Task objective: Compute the number of lines that include the string "DONDE", then output that number and nothing else.

Records for this exercise:
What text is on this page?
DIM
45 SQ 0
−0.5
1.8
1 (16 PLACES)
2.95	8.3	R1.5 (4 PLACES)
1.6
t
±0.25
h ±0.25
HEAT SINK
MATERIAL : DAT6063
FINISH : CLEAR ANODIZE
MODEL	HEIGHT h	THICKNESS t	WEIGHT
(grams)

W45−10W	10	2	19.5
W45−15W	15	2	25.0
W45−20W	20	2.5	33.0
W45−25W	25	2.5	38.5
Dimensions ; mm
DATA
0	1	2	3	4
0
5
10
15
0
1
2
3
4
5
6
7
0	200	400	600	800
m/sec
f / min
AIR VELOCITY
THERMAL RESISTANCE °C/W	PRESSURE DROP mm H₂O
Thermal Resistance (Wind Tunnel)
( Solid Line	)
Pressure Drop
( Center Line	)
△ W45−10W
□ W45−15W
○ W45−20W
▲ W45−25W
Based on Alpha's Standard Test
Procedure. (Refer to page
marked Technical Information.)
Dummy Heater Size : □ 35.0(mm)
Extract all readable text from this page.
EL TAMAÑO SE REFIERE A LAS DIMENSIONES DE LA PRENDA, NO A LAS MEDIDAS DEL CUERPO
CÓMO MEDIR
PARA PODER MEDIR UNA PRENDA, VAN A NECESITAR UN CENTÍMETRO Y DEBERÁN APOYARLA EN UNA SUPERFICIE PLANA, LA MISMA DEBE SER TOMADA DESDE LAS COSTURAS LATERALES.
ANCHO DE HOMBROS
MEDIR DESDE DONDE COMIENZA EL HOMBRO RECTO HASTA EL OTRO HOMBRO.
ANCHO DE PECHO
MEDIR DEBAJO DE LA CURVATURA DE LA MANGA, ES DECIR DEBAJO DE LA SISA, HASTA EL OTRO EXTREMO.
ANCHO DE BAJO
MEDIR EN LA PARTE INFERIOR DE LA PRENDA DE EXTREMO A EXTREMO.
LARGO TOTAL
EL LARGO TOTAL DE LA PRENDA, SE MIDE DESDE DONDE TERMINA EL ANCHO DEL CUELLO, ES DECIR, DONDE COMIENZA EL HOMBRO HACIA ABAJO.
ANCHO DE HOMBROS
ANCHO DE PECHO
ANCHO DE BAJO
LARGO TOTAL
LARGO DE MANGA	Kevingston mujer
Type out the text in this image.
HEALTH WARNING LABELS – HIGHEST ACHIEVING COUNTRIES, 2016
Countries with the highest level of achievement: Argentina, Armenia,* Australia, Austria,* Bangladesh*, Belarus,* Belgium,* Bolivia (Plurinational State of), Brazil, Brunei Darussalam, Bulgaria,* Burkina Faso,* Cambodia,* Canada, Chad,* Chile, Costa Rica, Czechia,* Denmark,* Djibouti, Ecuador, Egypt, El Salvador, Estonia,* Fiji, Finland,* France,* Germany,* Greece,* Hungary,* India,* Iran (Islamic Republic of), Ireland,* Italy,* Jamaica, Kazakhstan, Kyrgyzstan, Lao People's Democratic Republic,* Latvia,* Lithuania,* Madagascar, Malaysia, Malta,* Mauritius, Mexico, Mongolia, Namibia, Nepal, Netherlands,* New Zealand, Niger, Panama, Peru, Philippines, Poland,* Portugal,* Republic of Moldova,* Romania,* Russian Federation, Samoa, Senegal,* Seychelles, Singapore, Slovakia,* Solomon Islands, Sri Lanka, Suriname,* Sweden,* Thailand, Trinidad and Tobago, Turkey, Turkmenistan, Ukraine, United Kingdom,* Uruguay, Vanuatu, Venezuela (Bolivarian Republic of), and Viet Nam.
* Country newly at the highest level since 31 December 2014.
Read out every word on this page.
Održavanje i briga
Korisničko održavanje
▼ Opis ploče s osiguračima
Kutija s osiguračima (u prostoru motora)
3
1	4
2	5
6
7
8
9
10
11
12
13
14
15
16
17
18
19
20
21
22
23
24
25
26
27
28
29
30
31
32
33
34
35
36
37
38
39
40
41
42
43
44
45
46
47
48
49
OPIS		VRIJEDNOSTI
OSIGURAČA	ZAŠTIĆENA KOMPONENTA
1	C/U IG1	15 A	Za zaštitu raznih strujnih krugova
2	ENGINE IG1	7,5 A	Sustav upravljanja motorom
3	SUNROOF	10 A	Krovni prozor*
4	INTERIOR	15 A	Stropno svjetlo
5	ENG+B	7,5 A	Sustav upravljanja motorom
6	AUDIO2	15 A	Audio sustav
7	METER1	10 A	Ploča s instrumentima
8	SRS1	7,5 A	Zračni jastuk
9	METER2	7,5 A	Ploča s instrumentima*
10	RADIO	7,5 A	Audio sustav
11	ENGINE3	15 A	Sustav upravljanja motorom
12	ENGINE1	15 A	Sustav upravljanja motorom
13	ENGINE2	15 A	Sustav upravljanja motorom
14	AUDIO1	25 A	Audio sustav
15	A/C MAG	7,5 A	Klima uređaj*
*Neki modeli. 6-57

Written solution: 2